■ Aim of the task ■
Return all lines with the word "title" in them.

■ Provided information ■

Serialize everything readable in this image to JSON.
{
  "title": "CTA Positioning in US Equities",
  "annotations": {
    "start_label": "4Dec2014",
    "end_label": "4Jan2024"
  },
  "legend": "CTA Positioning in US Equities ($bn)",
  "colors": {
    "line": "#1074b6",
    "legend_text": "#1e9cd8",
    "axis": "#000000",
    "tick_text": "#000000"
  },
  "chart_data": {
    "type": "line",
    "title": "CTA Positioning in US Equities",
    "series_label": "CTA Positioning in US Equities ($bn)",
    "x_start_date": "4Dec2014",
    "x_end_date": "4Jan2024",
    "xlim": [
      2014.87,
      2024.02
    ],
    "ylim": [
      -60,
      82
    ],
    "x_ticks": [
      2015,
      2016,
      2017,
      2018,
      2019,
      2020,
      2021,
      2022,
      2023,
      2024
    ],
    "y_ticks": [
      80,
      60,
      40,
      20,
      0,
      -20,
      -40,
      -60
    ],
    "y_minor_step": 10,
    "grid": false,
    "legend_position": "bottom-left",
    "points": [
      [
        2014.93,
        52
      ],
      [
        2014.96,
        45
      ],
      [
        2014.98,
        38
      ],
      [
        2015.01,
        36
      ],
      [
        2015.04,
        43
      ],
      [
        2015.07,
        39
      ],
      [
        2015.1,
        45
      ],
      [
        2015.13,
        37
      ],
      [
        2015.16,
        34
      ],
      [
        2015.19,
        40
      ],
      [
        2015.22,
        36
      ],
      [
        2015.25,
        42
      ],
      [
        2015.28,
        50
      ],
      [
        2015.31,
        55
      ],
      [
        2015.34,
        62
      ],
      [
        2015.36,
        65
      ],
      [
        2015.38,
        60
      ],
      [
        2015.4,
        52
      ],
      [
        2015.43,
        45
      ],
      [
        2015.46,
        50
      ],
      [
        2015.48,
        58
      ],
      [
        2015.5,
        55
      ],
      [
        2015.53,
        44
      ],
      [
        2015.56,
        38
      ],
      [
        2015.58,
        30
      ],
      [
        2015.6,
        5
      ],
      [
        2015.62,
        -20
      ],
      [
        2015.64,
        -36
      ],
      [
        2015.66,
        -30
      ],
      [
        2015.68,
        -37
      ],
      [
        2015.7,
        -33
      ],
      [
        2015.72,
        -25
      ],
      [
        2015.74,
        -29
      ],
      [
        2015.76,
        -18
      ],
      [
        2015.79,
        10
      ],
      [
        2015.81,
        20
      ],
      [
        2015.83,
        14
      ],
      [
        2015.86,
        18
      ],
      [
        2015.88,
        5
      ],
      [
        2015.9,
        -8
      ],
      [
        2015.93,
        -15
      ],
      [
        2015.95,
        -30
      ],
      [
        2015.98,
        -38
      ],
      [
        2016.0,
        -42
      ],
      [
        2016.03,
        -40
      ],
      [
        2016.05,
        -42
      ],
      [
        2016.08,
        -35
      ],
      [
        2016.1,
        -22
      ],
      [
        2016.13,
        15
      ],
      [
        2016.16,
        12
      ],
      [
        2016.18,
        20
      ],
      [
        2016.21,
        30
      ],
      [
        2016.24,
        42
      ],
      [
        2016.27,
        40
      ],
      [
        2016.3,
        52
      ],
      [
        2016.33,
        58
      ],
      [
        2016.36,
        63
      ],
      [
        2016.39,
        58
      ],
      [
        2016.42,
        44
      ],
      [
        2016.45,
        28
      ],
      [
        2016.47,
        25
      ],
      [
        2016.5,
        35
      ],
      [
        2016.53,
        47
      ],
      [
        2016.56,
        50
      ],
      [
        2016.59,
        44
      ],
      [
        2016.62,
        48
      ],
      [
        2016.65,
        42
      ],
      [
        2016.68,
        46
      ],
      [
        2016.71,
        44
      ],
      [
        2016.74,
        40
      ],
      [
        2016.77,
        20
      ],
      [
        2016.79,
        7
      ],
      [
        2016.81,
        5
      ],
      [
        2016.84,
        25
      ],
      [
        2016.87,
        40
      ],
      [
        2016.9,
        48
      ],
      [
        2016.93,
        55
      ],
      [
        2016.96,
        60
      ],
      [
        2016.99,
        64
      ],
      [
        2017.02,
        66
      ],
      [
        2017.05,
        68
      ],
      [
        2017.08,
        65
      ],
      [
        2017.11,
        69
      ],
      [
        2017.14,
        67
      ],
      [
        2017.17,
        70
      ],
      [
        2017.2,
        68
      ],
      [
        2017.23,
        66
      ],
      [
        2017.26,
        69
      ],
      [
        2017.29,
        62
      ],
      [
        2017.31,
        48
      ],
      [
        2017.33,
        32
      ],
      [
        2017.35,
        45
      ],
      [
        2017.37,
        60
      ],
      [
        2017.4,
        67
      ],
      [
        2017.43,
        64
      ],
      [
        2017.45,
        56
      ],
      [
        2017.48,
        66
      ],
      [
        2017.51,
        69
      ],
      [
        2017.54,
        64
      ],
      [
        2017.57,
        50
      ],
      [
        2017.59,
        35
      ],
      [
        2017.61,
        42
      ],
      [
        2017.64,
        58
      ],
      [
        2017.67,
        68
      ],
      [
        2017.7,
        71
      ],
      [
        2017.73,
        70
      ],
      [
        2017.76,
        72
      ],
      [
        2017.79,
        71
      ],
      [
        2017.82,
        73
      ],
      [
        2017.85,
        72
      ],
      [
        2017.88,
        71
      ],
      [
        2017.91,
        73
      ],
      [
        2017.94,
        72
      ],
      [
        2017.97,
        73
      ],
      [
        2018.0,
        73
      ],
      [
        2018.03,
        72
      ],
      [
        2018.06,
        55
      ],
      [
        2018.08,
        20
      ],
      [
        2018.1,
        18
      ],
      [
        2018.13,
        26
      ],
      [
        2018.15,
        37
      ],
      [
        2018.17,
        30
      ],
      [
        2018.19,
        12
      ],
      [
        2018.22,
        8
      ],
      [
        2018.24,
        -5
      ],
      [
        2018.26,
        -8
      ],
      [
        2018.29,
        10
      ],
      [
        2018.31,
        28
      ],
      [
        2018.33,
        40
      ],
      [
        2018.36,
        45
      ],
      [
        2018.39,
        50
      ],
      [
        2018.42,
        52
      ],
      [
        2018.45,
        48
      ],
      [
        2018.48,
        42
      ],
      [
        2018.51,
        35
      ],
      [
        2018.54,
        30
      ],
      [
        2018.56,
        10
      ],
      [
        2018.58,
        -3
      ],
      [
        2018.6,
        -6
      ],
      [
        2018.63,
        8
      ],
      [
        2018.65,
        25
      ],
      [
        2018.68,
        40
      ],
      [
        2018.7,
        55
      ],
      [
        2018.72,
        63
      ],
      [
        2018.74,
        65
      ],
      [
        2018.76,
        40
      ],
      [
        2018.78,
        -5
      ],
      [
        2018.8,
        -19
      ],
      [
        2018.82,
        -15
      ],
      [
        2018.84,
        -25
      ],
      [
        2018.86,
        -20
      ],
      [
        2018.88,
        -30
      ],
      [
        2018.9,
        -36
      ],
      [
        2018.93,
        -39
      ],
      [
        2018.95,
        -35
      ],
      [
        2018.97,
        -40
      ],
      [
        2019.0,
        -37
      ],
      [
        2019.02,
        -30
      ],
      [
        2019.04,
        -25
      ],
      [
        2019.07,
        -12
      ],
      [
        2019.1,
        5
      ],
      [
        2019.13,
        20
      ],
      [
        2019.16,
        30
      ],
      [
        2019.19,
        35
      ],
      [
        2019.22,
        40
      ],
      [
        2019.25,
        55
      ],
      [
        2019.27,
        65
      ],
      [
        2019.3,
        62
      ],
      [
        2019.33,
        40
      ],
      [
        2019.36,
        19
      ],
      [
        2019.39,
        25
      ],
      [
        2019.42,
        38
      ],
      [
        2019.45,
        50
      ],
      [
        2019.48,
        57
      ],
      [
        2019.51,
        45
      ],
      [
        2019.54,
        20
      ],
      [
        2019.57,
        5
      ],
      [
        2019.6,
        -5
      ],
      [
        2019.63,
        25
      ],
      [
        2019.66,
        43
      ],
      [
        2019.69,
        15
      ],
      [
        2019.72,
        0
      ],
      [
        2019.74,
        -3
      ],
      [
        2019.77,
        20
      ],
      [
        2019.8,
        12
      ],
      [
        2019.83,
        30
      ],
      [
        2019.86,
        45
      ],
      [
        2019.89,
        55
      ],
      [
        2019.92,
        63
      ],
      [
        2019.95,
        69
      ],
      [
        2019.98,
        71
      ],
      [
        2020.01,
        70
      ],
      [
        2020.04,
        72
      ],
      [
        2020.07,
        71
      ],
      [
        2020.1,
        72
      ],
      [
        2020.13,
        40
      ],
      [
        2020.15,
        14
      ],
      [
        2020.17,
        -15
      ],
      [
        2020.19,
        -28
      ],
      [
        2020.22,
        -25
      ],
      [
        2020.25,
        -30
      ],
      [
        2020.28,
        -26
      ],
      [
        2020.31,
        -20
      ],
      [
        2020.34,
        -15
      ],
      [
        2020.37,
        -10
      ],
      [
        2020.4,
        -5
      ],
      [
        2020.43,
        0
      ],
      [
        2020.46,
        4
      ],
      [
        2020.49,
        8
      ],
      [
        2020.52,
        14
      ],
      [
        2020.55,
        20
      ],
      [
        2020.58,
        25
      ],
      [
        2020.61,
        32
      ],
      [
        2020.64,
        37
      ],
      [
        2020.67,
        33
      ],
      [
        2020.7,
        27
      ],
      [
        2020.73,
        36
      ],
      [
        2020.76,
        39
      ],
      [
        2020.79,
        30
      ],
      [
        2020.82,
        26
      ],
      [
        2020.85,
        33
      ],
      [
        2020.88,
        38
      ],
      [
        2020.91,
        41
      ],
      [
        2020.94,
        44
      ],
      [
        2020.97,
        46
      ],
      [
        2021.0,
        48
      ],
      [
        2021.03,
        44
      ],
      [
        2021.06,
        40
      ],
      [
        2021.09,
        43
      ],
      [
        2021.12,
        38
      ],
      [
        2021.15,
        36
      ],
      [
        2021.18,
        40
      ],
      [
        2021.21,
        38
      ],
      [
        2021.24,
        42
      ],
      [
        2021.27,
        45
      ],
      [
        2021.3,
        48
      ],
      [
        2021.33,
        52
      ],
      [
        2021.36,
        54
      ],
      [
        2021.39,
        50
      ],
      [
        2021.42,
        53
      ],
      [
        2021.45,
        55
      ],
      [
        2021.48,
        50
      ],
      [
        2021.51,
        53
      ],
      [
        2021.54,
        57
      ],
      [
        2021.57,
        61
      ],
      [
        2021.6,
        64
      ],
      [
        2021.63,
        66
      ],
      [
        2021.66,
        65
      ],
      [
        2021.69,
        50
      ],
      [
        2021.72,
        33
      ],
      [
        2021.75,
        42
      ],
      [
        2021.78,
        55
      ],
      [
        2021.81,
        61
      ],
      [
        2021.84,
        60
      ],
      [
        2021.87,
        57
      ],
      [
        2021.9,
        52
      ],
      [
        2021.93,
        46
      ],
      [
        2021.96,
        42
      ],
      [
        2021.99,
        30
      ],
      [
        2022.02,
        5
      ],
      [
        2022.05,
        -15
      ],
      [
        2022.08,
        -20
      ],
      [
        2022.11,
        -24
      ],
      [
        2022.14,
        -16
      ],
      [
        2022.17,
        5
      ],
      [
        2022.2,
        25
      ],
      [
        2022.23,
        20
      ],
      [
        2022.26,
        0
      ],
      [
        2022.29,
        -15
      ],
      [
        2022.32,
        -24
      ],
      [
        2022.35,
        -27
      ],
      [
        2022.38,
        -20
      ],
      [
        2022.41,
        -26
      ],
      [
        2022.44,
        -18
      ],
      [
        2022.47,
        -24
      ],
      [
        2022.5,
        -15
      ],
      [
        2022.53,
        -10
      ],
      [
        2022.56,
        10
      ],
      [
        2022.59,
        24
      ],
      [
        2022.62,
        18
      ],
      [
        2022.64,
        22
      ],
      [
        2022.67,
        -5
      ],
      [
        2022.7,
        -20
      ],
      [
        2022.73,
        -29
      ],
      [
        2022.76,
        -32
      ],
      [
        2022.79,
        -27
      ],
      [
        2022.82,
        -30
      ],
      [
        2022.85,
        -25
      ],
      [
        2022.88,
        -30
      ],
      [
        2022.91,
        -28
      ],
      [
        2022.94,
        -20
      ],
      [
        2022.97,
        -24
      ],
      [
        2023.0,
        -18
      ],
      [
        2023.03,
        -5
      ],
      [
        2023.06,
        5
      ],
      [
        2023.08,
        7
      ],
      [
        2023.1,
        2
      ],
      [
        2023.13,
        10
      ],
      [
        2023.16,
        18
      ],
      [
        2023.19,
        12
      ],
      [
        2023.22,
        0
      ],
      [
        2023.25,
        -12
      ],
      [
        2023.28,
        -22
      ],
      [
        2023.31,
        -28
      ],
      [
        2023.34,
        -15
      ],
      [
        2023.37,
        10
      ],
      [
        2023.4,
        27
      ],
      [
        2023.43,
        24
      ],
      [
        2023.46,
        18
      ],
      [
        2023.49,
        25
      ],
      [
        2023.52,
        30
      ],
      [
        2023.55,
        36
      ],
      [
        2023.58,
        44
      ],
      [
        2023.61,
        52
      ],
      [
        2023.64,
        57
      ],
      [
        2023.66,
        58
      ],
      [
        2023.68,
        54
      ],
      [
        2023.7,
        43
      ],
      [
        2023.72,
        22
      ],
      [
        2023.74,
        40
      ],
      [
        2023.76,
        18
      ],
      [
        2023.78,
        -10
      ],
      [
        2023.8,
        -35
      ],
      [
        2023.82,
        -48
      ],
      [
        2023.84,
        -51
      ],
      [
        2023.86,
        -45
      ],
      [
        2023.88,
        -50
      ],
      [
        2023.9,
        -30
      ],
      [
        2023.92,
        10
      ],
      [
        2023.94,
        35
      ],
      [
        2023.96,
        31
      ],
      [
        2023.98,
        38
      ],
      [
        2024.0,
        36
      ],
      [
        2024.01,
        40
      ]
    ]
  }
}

■ Answer to the exercise ■
  "title": "CTA Positioning in US Equities",
    "title": "CTA Positioning in US Equities",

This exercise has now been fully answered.